Excerpts from a figure dataset:
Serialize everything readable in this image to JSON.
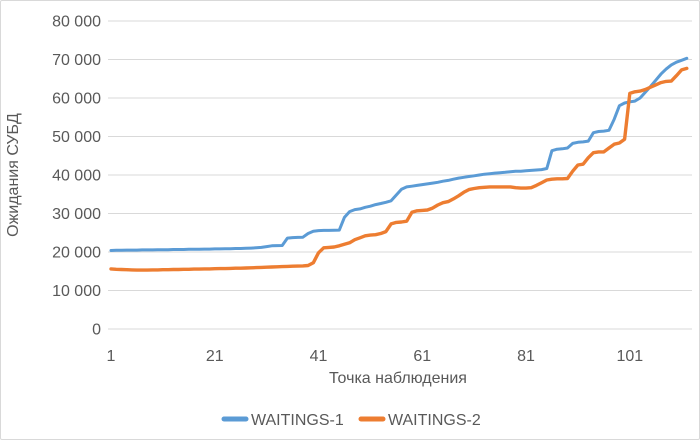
{
  "chart_data": {
    "type": "line",
    "title": "",
    "xlabel": "Точка наблюдения",
    "ylabel": "Ожидания СУБД",
    "grid": true,
    "legend_position": "bottom",
    "x_axis": {
      "ticks": [
        1,
        21,
        41,
        61,
        81,
        101
      ],
      "min": 1,
      "max": 112
    },
    "y_axis": {
      "min": 0,
      "max": 80000,
      "tick_values": [
        0,
        10000,
        20000,
        30000,
        40000,
        50000,
        60000,
        70000,
        80000
      ],
      "tick_labels": [
        "0",
        "10 000",
        "20 000",
        "30 000",
        "40 000",
        "50 000",
        "60 000",
        "70 000",
        "80 000"
      ]
    },
    "colors": {
      "series1": "#5B9BD5",
      "series2": "#ED7D31",
      "grid": "#D9D9D9",
      "text": "#595959"
    },
    "series": [
      {
        "name": "WAITINGS-1",
        "color": "#5B9BD5",
        "stroke_width": 3,
        "values": [
          20400,
          20450,
          20450,
          20500,
          20500,
          20500,
          20550,
          20550,
          20550,
          20600,
          20600,
          20600,
          20650,
          20650,
          20650,
          20700,
          20700,
          20700,
          20750,
          20750,
          20800,
          20800,
          20850,
          20850,
          20900,
          20900,
          20950,
          21000,
          21100,
          21200,
          21400,
          21600,
          21650,
          21700,
          23600,
          23750,
          23800,
          23850,
          24800,
          25400,
          25550,
          25600,
          25600,
          25650,
          25700,
          29000,
          30500,
          31000,
          31200,
          31600,
          31900,
          32300,
          32600,
          32900,
          33300,
          34800,
          36300,
          36900,
          37100,
          37300,
          37500,
          37700,
          37900,
          38100,
          38400,
          38600,
          38900,
          39200,
          39400,
          39600,
          39800,
          40000,
          40200,
          40350,
          40500,
          40600,
          40700,
          40850,
          40950,
          41000,
          41100,
          41200,
          41300,
          41400,
          41700,
          46300,
          46700,
          46800,
          47000,
          48200,
          48500,
          48600,
          48800,
          51000,
          51300,
          51400,
          51600,
          54500,
          58000,
          58700,
          59000,
          59200,
          60000,
          61500,
          63000,
          64600,
          66200,
          67500,
          68600,
          69300,
          69800,
          70300
        ]
      },
      {
        "name": "WAITINGS-2",
        "color": "#ED7D31",
        "stroke_width": 3.4,
        "values": [
          15600,
          15500,
          15450,
          15400,
          15350,
          15300,
          15300,
          15300,
          15350,
          15350,
          15400,
          15400,
          15450,
          15450,
          15500,
          15500,
          15550,
          15550,
          15600,
          15600,
          15650,
          15700,
          15700,
          15750,
          15800,
          15800,
          15850,
          15900,
          15950,
          16000,
          16050,
          16100,
          16150,
          16200,
          16250,
          16300,
          16350,
          16400,
          16500,
          17200,
          19800,
          21100,
          21200,
          21300,
          21600,
          22000,
          22400,
          23200,
          23700,
          24200,
          24400,
          24500,
          24800,
          25300,
          27300,
          27700,
          27800,
          28000,
          30300,
          30700,
          30800,
          30900,
          31400,
          32200,
          32800,
          33100,
          33800,
          34600,
          35500,
          36200,
          36500,
          36700,
          36800,
          36900,
          36900,
          36900,
          36900,
          36900,
          36700,
          36600,
          36600,
          36700,
          37300,
          38000,
          38700,
          38900,
          39000,
          39000,
          39100,
          41000,
          42600,
          42800,
          44500,
          45800,
          46000,
          46000,
          47000,
          48000,
          48300,
          49300,
          61200,
          61600,
          61800,
          62200,
          62800,
          63400,
          64000,
          64300,
          64400,
          65800,
          67300,
          67700
        ]
      }
    ]
  }
}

Exercise objective:
Give every record back exactly as it reads, with no images.

Solved exercise:
Serialize everything readable in this image to JSON.
{
  "chart_data": {
    "type": "line",
    "title": "",
    "xlabel": "Точка наблюдения",
    "ylabel": "Ожидания СУБД",
    "grid": true,
    "legend_position": "bottom",
    "x_axis": {
      "ticks": [
        1,
        21,
        41,
        61,
        81,
        101
      ],
      "min": 1,
      "max": 112
    },
    "y_axis": {
      "min": 0,
      "max": 80000,
      "tick_values": [
        0,
        10000,
        20000,
        30000,
        40000,
        50000,
        60000,
        70000,
        80000
      ],
      "tick_labels": [
        "0",
        "10 000",
        "20 000",
        "30 000",
        "40 000",
        "50 000",
        "60 000",
        "70 000",
        "80 000"
      ]
    },
    "colors": {
      "series1": "#5B9BD5",
      "series2": "#ED7D31",
      "grid": "#D9D9D9",
      "text": "#595959"
    },
    "series": [
      {
        "name": "WAITINGS-1",
        "color": "#5B9BD5",
        "stroke_width": 3,
        "values": [
          20400,
          20450,
          20450,
          20500,
          20500,
          20500,
          20550,
          20550,
          20550,
          20600,
          20600,
          20600,
          20650,
          20650,
          20650,
          20700,
          20700,
          20700,
          20750,
          20750,
          20800,
          20800,
          20850,
          20850,
          20900,
          20900,
          20950,
          21000,
          21100,
          21200,
          21400,
          21600,
          21650,
          21700,
          23600,
          23750,
          23800,
          23850,
          24800,
          25400,
          25550,
          25600,
          25600,
          25650,
          25700,
          29000,
          30500,
          31000,
          31200,
          31600,
          31900,
          32300,
          32600,
          32900,
          33300,
          34800,
          36300,
          36900,
          37100,
          37300,
          37500,
          37700,
          37900,
          38100,
          38400,
          38600,
          38900,
          39200,
          39400,
          39600,
          39800,
          40000,
          40200,
          40350,
          40500,
          40600,
          40700,
          40850,
          40950,
          41000,
          41100,
          41200,
          41300,
          41400,
          41700,
          46300,
          46700,
          46800,
          47000,
          48200,
          48500,
          48600,
          48800,
          51000,
          51300,
          51400,
          51600,
          54500,
          58000,
          58700,
          59000,
          59200,
          60000,
          61500,
          63000,
          64600,
          66200,
          67500,
          68600,
          69300,
          69800,
          70300
        ]
      },
      {
        "name": "WAITINGS-2",
        "color": "#ED7D31",
        "stroke_width": 3.4,
        "values": [
          15600,
          15500,
          15450,
          15400,
          15350,
          15300,
          15300,
          15300,
          15350,
          15350,
          15400,
          15400,
          15450,
          15450,
          15500,
          15500,
          15550,
          15550,
          15600,
          15600,
          15650,
          15700,
          15700,
          15750,
          15800,
          15800,
          15850,
          15900,
          15950,
          16000,
          16050,
          16100,
          16150,
          16200,
          16250,
          16300,
          16350,
          16400,
          16500,
          17200,
          19800,
          21100,
          21200,
          21300,
          21600,
          22000,
          22400,
          23200,
          23700,
          24200,
          24400,
          24500,
          24800,
          25300,
          27300,
          27700,
          27800,
          28000,
          30300,
          30700,
          30800,
          30900,
          31400,
          32200,
          32800,
          33100,
          33800,
          34600,
          35500,
          36200,
          36500,
          36700,
          36800,
          36900,
          36900,
          36900,
          36900,
          36900,
          36700,
          36600,
          36600,
          36700,
          37300,
          38000,
          38700,
          38900,
          39000,
          39000,
          39100,
          41000,
          42600,
          42800,
          44500,
          45800,
          46000,
          46000,
          47000,
          48000,
          48300,
          49300,
          61200,
          61600,
          61800,
          62200,
          62800,
          63400,
          64000,
          64300,
          64400,
          65800,
          67300,
          67700
        ]
      }
    ]
  }
}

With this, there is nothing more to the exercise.